--- BEGIN Given data ---

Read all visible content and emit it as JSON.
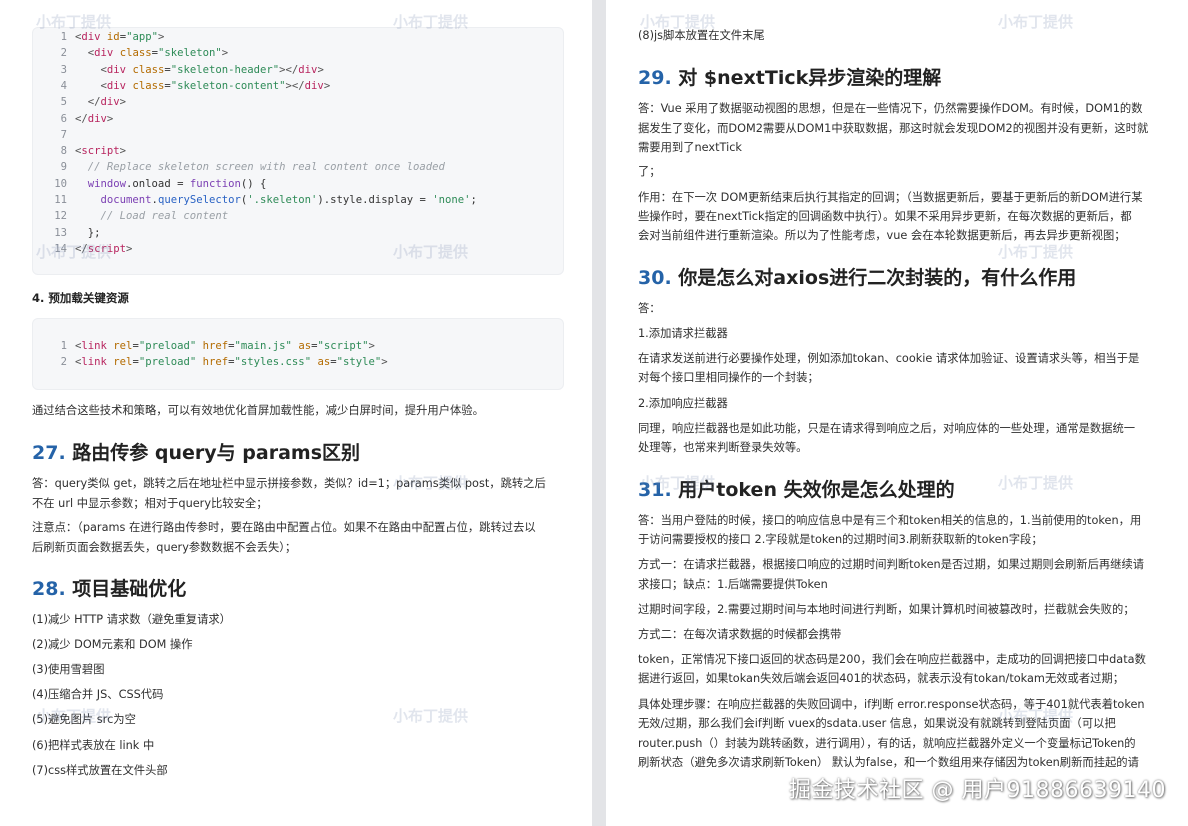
{
  "left": {
    "code1": [
      {
        "n": "1",
        "html": "<span class='punc'>&lt;</span><span class='tag'>div</span> <span class='attr'>id</span>=<span class='str'>\"app\"</span><span class='punc'>&gt;</span>"
      },
      {
        "n": "2",
        "html": "  <span class='punc'>&lt;</span><span class='tag'>div</span> <span class='attr'>class</span>=<span class='str'>\"skeleton\"</span><span class='punc'>&gt;</span>"
      },
      {
        "n": "3",
        "html": "    <span class='punc'>&lt;</span><span class='tag'>div</span> <span class='attr'>class</span>=<span class='str'>\"skeleton-header\"</span><span class='punc'>&gt;&lt;/</span><span class='tag'>div</span><span class='punc'>&gt;</span>"
      },
      {
        "n": "4",
        "html": "    <span class='punc'>&lt;</span><span class='tag'>div</span> <span class='attr'>class</span>=<span class='str'>\"skeleton-content\"</span><span class='punc'>&gt;&lt;/</span><span class='tag'>div</span><span class='punc'>&gt;</span>"
      },
      {
        "n": "5",
        "html": "  <span class='punc'>&lt;/</span><span class='tag'>div</span><span class='punc'>&gt;</span>"
      },
      {
        "n": "6",
        "html": "<span class='punc'>&lt;/</span><span class='tag'>div</span><span class='punc'>&gt;</span>"
      },
      {
        "n": "7",
        "html": ""
      },
      {
        "n": "8",
        "html": "<span class='punc'>&lt;</span><span class='tag'>script</span><span class='punc'>&gt;</span>"
      },
      {
        "n": "9",
        "html": "  <span class='cm'>// Replace skeleton screen with real content once loaded</span>"
      },
      {
        "n": "10",
        "html": "  <span class='kw'>window</span>.onload = <span class='kw'>function</span>() {"
      },
      {
        "n": "11",
        "html": "    <span class='kw'>document</span>.<span class='fn'>querySelector</span>(<span class='str'>'.skeleton'</span>).style.display = <span class='str'>'none'</span>;"
      },
      {
        "n": "12",
        "html": "    <span class='cm'>// Load real content</span>"
      },
      {
        "n": "13",
        "html": "  };"
      },
      {
        "n": "14",
        "html": "<span class='punc'>&lt;/</span><span class='tag'>script</span><span class='punc'>&gt;</span>"
      }
    ],
    "section4_title": "4. 预加载关键资源",
    "code2": [
      {
        "n": "1",
        "html": "<span class='punc'>&lt;</span><span class='tag'>link</span> <span class='attr'>rel</span>=<span class='str'>\"preload\"</span> <span class='attr'>href</span>=<span class='str'>\"main.js\"</span> <span class='attr'>as</span>=<span class='str'>\"script\"</span><span class='punc'>&gt;</span>"
      },
      {
        "n": "2",
        "html": "<span class='punc'>&lt;</span><span class='tag'>link</span> <span class='attr'>rel</span>=<span class='str'>\"preload\"</span> <span class='attr'>href</span>=<span class='str'>\"styles.css\"</span> <span class='attr'>as</span>=<span class='str'>\"style\"</span><span class='punc'>&gt;</span>"
      }
    ],
    "summary": "通过结合这些技术和策略，可以有效地优化首屏加载性能，减少白屏时间，提升用户体验。",
    "h27_num": "27.",
    "h27_title": "路由传参 query与 params区别",
    "p27_1a": "答：query类似 get，跳转之后在地址栏中显示拼接参数，类似？id=1；params类似 post，跳转之后",
    "p27_1b": "不在 url 中显示参数；相对于query比较安全；",
    "p27_2a": "注意点：（params 在进行路由传参时，要在路由中配置占位。如果不在路由中配置占位，跳转过去以",
    "p27_2b": "后刷新页面会数据丢失，query参数数据不会丢失）；",
    "h28_num": "28.",
    "h28_title": "项目基础优化",
    "opt": [
      "(1)减少 HTTP 请求数（避免重复请求）",
      "(2)减少 DOM元素和 DOM 操作",
      "(3)使用雪碧图",
      "(4)压缩合并 JS、CSS代码",
      "(5)避免图片 src为空",
      "(6)把样式表放在 link 中",
      "(7)css样式放置在文件头部"
    ]
  },
  "right": {
    "top_line": "(8)js脚本放置在文件末尾",
    "h29_num": "29.",
    "h29_title": "对 $nextTick异步渲染的理解",
    "p29": [
      "答：Vue 采用了数据驱动视图的思想，但是在一些情况下，仍然需要操作DOM。有时候，DOM1的数",
      "据发生了变化，而DOM2需要从DOM1中获取数据，那这时就会发现DOM2的视图并没有更新，这时就",
      "需要用到了nextTick",
      "了；",
      "作用：在下一次 DOM更新结束后执行其指定的回调；（当数据更新后，要基于更新后的新DOM进行某",
      "些操作时，要在nextTick指定的回调函数中执行）。如果不采用异步更新，在每次数据的更新后，都",
      "会对当前组件进行重新渲染。所以为了性能考虑，vue 会在本轮数据更新后，再去异步更新视图；"
    ],
    "h30_num": "30.",
    "h30_title": "你是怎么对axios进行二次封装的，有什么作用",
    "p30": [
      "答：",
      "1.添加请求拦截器",
      "在请求发送前进行必要操作处理，例如添加tokan、cookie 请求体加验证、设置请求头等，相当于是",
      "对每个接口里相同操作的一个封装；",
      "2.添加响应拦截器",
      "同理，响应拦截器也是如此功能，只是在请求得到响应之后，对响应体的一些处理，通常是数据统一",
      "处理等，也常来判断登录失效等。"
    ],
    "h31_num": "31.",
    "h31_title": "用户token 失效你是怎么处理的",
    "p31": [
      "答：当用户登陆的时候，接口的响应信息中是有三个和token相关的信息的，1.当前使用的token，用",
      "于访问需要授权的接口 2.字段就是token的过期时间3.刷新获取新的token字段；",
      "方式一：在请求拦截器，根据接口响应的过期时间判断token是否过期，如果过期则会刷新后再继续请",
      "求接口；缺点：1.后端需要提供Token",
      "过期时间字段，2.需要过期时间与本地时间进行判断，如果计算机时间被篡改时，拦截就会失败的；",
      "方式二：在每次请求数据的时候都会携带",
      "token，正常情况下接口返回的状态码是200，我们会在响应拦截器中，走成功的回调把接口中data数",
      "据进行返回，如果tokan失效后端会返回401的状态码，就表示没有tokan/tokam无效或者过期；",
      "具体处理步骤：在响应拦截器的失败回调中，if判断 error.response状态码，等于401就代表着token",
      "无效/过期，那么我们会if判断 vuex的sdata.user 信息，如果说没有就跳转到登陆页面（可以把",
      "router.push（）封装为跳转函数，进行调用），有的话，就响应拦截器外定义一个变量标记Token的",
      "刷新状态（避免多次请求刷新Token） 默认为false，和一个数组用来存储因为token刷新而挂起的请"
    ]
  },
  "watermark_text": "小布丁提供",
  "footer_watermark": "掘金技术社区 @ 用户91886639140"
}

--- END Given data ---

Problem requirements —
Output the lines above in full and exactly as given, omitting any pictures.

Full answer —
Read all visible content and emit it as JSON.
{
  "left": {
    "code1": [
      {
        "n": "1",
        "html": "<span class='punc'>&lt;</span><span class='tag'>div</span> <span class='attr'>id</span>=<span class='str'>\"app\"</span><span class='punc'>&gt;</span>"
      },
      {
        "n": "2",
        "html": "  <span class='punc'>&lt;</span><span class='tag'>div</span> <span class='attr'>class</span>=<span class='str'>\"skeleton\"</span><span class='punc'>&gt;</span>"
      },
      {
        "n": "3",
        "html": "    <span class='punc'>&lt;</span><span class='tag'>div</span> <span class='attr'>class</span>=<span class='str'>\"skeleton-header\"</span><span class='punc'>&gt;&lt;/</span><span class='tag'>div</span><span class='punc'>&gt;</span>"
      },
      {
        "n": "4",
        "html": "    <span class='punc'>&lt;</span><span class='tag'>div</span> <span class='attr'>class</span>=<span class='str'>\"skeleton-content\"</span><span class='punc'>&gt;&lt;/</span><span class='tag'>div</span><span class='punc'>&gt;</span>"
      },
      {
        "n": "5",
        "html": "  <span class='punc'>&lt;/</span><span class='tag'>div</span><span class='punc'>&gt;</span>"
      },
      {
        "n": "6",
        "html": "<span class='punc'>&lt;/</span><span class='tag'>div</span><span class='punc'>&gt;</span>"
      },
      {
        "n": "7",
        "html": ""
      },
      {
        "n": "8",
        "html": "<span class='punc'>&lt;</span><span class='tag'>script</span><span class='punc'>&gt;</span>"
      },
      {
        "n": "9",
        "html": "  <span class='cm'>// Replace skeleton screen with real content once loaded</span>"
      },
      {
        "n": "10",
        "html": "  <span class='kw'>window</span>.onload = <span class='kw'>function</span>() {"
      },
      {
        "n": "11",
        "html": "    <span class='kw'>document</span>.<span class='fn'>querySelector</span>(<span class='str'>'.skeleton'</span>).style.display = <span class='str'>'none'</span>;"
      },
      {
        "n": "12",
        "html": "    <span class='cm'>// Load real content</span>"
      },
      {
        "n": "13",
        "html": "  };"
      },
      {
        "n": "14",
        "html": "<span class='punc'>&lt;/</span><span class='tag'>script</span><span class='punc'>&gt;</span>"
      }
    ],
    "section4_title": "4. 预加载关键资源",
    "code2": [
      {
        "n": "1",
        "html": "<span class='punc'>&lt;</span><span class='tag'>link</span> <span class='attr'>rel</span>=<span class='str'>\"preload\"</span> <span class='attr'>href</span>=<span class='str'>\"main.js\"</span> <span class='attr'>as</span>=<span class='str'>\"script\"</span><span class='punc'>&gt;</span>"
      },
      {
        "n": "2",
        "html": "<span class='punc'>&lt;</span><span class='tag'>link</span> <span class='attr'>rel</span>=<span class='str'>\"preload\"</span> <span class='attr'>href</span>=<span class='str'>\"styles.css\"</span> <span class='attr'>as</span>=<span class='str'>\"style\"</span><span class='punc'>&gt;</span>"
      }
    ],
    "summary": "通过结合这些技术和策略，可以有效地优化首屏加载性能，减少白屏时间，提升用户体验。",
    "h27_num": "27.",
    "h27_title": "路由传参 query与 params区别",
    "p27_1a": "答：query类似 get，跳转之后在地址栏中显示拼接参数，类似？id=1；params类似 post，跳转之后",
    "p27_1b": "不在 url 中显示参数；相对于query比较安全；",
    "p27_2a": "注意点：（params 在进行路由传参时，要在路由中配置占位。如果不在路由中配置占位，跳转过去以",
    "p27_2b": "后刷新页面会数据丢失，query参数数据不会丢失）；",
    "h28_num": "28.",
    "h28_title": "项目基础优化",
    "opt": [
      "(1)减少 HTTP 请求数（避免重复请求）",
      "(2)减少 DOM元素和 DOM 操作",
      "(3)使用雪碧图",
      "(4)压缩合并 JS、CSS代码",
      "(5)避免图片 src为空",
      "(6)把样式表放在 link 中",
      "(7)css样式放置在文件头部"
    ]
  },
  "right": {
    "top_line": "(8)js脚本放置在文件末尾",
    "h29_num": "29.",
    "h29_title": "对 $nextTick异步渲染的理解",
    "p29": [
      "答：Vue 采用了数据驱动视图的思想，但是在一些情况下，仍然需要操作DOM。有时候，DOM1的数",
      "据发生了变化，而DOM2需要从DOM1中获取数据，那这时就会发现DOM2的视图并没有更新，这时就",
      "需要用到了nextTick",
      "了；",
      "作用：在下一次 DOM更新结束后执行其指定的回调；（当数据更新后，要基于更新后的新DOM进行某",
      "些操作时，要在nextTick指定的回调函数中执行）。如果不采用异步更新，在每次数据的更新后，都",
      "会对当前组件进行重新渲染。所以为了性能考虑，vue 会在本轮数据更新后，再去异步更新视图；"
    ],
    "h30_num": "30.",
    "h30_title": "你是怎么对axios进行二次封装的，有什么作用",
    "p30": [
      "答：",
      "1.添加请求拦截器",
      "在请求发送前进行必要操作处理，例如添加tokan、cookie 请求体加验证、设置请求头等，相当于是",
      "对每个接口里相同操作的一个封装；",
      "2.添加响应拦截器",
      "同理，响应拦截器也是如此功能，只是在请求得到响应之后，对响应体的一些处理，通常是数据统一",
      "处理等，也常来判断登录失效等。"
    ],
    "h31_num": "31.",
    "h31_title": "用户token 失效你是怎么处理的",
    "p31": [
      "答：当用户登陆的时候，接口的响应信息中是有三个和token相关的信息的，1.当前使用的token，用",
      "于访问需要授权的接口 2.字段就是token的过期时间3.刷新获取新的token字段；",
      "方式一：在请求拦截器，根据接口响应的过期时间判断token是否过期，如果过期则会刷新后再继续请",
      "求接口；缺点：1.后端需要提供Token",
      "过期时间字段，2.需要过期时间与本地时间进行判断，如果计算机时间被篡改时，拦截就会失败的；",
      "方式二：在每次请求数据的时候都会携带",
      "token，正常情况下接口返回的状态码是200，我们会在响应拦截器中，走成功的回调把接口中data数",
      "据进行返回，如果tokan失效后端会返回401的状态码，就表示没有tokan/tokam无效或者过期；",
      "具体处理步骤：在响应拦截器的失败回调中，if判断 error.response状态码，等于401就代表着token",
      "无效/过期，那么我们会if判断 vuex的sdata.user 信息，如果说没有就跳转到登陆页面（可以把",
      "router.push（）封装为跳转函数，进行调用），有的话，就响应拦截器外定义一个变量标记Token的",
      "刷新状态（避免多次请求刷新Token） 默认为false，和一个数组用来存储因为token刷新而挂起的请"
    ]
  },
  "watermark_text": "小布丁提供",
  "footer_watermark": "掘金技术社区 @ 用户91886639140"
}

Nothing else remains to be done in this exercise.